# GIVEN TASK:
Reproduce verbatim the data from the line containing "Localize each UI" to the line containing "exam-date: ( يونيو ٢٠٠٦", including both of those lines.

# DATASET RECORDS:
☆ ☆ ☆ ☆

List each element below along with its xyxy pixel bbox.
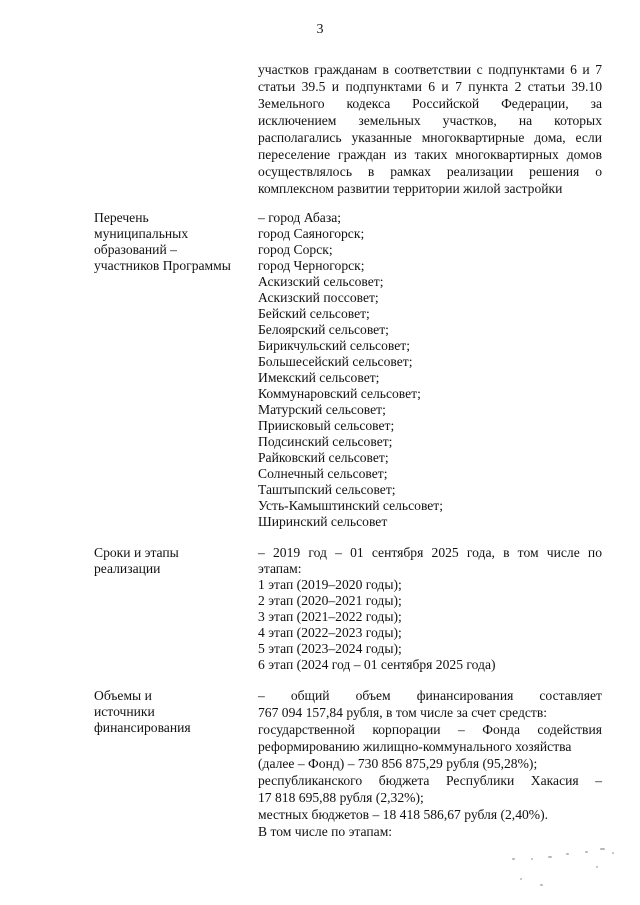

☆ ☆ ☆ ☆

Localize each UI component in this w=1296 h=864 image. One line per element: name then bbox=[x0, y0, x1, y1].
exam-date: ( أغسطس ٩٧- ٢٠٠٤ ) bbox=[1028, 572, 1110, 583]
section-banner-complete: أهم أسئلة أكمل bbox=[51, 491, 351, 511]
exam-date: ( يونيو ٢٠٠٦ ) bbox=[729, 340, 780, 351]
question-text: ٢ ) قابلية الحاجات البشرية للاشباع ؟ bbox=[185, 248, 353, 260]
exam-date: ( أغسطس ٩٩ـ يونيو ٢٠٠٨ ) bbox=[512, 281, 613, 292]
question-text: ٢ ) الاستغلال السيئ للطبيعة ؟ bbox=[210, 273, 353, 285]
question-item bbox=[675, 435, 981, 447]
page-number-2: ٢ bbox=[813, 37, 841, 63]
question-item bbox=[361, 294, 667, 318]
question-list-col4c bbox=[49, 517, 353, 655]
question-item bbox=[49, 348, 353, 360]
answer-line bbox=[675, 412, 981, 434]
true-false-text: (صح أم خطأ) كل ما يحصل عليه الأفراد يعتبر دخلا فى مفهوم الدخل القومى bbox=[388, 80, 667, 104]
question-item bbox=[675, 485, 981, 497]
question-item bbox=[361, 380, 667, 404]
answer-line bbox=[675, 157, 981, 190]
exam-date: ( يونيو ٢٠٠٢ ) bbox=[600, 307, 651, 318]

☆ ☆ ☆ ☆

# SOLUTION FOR THIS TASK:
Localize each UI component in this w=1296 h=864 image. One line per element: name then bbox=[x0, y0, x1, y1].
exam-date: ( أغسطس ٩٧- ٢٠٠٤ ) bbox=[1028, 572, 1110, 583]
section-banner-complete: أهم أسئلة أكمل bbox=[51, 491, 351, 511]
exam-date: ( يونيو ٢٠٠٦ ) bbox=[729, 340, 780, 351]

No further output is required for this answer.